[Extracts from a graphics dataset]

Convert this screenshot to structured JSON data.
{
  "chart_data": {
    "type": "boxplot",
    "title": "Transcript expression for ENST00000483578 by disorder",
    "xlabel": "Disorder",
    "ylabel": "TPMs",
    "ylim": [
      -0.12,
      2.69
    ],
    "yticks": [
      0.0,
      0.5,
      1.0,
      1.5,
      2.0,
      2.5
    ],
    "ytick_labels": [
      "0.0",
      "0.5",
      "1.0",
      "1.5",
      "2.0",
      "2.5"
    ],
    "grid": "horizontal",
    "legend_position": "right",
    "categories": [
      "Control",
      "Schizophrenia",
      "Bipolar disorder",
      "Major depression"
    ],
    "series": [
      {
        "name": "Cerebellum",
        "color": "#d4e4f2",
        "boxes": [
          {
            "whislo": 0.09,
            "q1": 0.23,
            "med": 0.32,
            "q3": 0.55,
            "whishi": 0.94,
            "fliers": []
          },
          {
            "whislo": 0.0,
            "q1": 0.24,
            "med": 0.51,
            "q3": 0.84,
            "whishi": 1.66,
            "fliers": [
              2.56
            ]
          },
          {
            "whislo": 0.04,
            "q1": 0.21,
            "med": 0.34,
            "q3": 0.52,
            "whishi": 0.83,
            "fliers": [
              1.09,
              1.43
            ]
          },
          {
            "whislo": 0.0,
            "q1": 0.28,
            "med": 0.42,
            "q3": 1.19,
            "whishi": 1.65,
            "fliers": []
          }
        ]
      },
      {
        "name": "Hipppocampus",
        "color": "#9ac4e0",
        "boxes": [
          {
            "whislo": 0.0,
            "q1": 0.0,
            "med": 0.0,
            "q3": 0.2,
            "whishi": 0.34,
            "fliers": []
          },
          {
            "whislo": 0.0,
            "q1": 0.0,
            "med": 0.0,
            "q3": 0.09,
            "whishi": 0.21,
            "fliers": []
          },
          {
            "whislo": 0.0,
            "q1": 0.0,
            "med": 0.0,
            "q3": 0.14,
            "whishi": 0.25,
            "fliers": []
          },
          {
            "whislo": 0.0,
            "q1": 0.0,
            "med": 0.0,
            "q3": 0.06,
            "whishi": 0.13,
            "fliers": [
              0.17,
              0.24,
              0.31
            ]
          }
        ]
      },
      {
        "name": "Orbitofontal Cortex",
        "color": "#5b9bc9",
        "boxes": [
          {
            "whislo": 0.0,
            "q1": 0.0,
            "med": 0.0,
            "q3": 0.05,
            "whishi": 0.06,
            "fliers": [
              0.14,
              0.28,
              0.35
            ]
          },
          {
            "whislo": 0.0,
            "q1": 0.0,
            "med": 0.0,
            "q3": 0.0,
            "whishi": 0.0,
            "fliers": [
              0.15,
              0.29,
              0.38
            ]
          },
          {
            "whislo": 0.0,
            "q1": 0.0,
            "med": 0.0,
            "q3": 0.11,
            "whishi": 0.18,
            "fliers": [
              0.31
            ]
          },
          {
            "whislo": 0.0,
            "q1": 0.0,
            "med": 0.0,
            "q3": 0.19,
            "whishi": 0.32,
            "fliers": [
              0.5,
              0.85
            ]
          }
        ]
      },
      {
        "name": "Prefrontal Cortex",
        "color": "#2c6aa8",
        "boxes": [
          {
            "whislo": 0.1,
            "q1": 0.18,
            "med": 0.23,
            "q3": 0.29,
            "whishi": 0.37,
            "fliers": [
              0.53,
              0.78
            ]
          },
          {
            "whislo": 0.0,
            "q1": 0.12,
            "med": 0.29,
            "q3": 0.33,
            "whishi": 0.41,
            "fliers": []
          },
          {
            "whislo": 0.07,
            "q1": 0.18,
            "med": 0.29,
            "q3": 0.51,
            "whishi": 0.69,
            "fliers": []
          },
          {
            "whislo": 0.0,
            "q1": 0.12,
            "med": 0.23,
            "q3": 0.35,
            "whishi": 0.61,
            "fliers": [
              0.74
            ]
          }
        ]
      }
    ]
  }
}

### [WHAT THIS TASK INVOLVES]
Show each line of the listing that holds the string "name".

### [PROBLEM SOLUTION]
        "name": "Cerebellum",
        "name": "Hipppocampus",
        "name": "Orbitofontal Cortex",
        "name": "Prefrontal Cortex",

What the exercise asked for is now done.